Requirements :: Identify the lines that contain the word "γυναῖκας", then copy them.
= = = = =
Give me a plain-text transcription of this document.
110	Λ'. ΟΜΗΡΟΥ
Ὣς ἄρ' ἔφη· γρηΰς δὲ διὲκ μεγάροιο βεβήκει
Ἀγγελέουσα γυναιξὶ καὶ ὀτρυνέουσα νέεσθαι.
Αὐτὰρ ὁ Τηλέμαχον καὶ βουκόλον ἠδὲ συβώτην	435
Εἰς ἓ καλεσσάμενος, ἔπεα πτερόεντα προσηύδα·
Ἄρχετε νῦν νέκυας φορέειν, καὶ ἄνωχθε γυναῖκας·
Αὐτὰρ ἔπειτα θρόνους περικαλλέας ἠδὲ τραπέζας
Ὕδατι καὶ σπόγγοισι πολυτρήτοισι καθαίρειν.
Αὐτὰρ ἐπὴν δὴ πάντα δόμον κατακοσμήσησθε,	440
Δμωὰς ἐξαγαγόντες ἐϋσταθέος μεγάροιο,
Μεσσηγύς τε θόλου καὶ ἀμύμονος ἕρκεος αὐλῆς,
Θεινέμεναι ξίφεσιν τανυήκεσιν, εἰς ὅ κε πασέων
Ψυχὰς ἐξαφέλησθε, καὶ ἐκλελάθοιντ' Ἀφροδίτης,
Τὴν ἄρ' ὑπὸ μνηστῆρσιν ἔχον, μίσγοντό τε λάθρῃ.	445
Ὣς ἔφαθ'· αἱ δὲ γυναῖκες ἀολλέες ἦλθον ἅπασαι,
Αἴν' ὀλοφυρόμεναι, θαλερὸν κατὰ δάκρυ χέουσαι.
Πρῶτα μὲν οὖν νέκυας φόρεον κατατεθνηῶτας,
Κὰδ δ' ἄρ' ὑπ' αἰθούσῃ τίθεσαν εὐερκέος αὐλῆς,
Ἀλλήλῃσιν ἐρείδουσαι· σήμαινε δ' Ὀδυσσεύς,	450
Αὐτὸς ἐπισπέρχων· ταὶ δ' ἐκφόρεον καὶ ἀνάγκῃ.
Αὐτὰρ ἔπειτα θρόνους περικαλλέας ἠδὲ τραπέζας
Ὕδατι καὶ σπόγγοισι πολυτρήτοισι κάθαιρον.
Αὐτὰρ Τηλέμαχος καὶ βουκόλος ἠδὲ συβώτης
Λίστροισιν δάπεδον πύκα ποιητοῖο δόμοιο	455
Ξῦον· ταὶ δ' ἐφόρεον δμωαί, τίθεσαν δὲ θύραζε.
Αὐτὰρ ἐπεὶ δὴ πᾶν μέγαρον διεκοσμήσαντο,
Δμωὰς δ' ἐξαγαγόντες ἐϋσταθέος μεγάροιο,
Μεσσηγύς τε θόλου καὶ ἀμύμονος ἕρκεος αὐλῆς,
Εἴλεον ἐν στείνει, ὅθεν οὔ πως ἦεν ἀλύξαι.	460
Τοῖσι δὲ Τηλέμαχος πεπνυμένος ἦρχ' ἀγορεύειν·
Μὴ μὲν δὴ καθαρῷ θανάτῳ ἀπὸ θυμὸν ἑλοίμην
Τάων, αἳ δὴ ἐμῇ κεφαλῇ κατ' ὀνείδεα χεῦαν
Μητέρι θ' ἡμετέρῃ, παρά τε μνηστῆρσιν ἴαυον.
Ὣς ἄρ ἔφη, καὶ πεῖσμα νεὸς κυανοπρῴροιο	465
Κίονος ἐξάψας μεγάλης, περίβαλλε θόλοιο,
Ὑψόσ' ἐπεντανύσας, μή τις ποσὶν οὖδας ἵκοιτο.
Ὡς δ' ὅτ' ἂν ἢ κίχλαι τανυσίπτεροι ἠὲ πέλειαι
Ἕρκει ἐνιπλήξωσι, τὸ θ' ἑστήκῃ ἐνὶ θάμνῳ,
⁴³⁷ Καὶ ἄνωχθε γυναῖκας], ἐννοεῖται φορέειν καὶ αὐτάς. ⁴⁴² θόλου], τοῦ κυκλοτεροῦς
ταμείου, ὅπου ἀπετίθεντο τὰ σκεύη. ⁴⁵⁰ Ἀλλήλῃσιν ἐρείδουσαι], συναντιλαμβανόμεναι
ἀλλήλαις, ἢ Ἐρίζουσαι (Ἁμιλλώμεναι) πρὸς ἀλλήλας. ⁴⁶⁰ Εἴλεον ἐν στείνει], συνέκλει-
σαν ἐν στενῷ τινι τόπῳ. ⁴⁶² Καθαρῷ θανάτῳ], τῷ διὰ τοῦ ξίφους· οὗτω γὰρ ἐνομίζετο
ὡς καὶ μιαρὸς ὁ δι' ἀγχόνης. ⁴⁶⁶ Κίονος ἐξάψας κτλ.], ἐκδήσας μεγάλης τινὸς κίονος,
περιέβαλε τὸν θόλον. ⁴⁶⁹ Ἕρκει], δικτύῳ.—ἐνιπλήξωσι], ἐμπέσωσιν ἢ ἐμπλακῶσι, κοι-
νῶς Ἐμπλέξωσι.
= = = = =
Expected output ::
Ἄρχετε νῦν νέκυας φορέειν, καὶ ἄνωχθε γυναῖκας·
⁴³⁷ Καὶ ἄνωχθε γυναῖκας], ἐννοεῖται φορέειν καὶ αὐτάς. ⁴⁴² θόλου], τοῦ κυκλοτεροῦς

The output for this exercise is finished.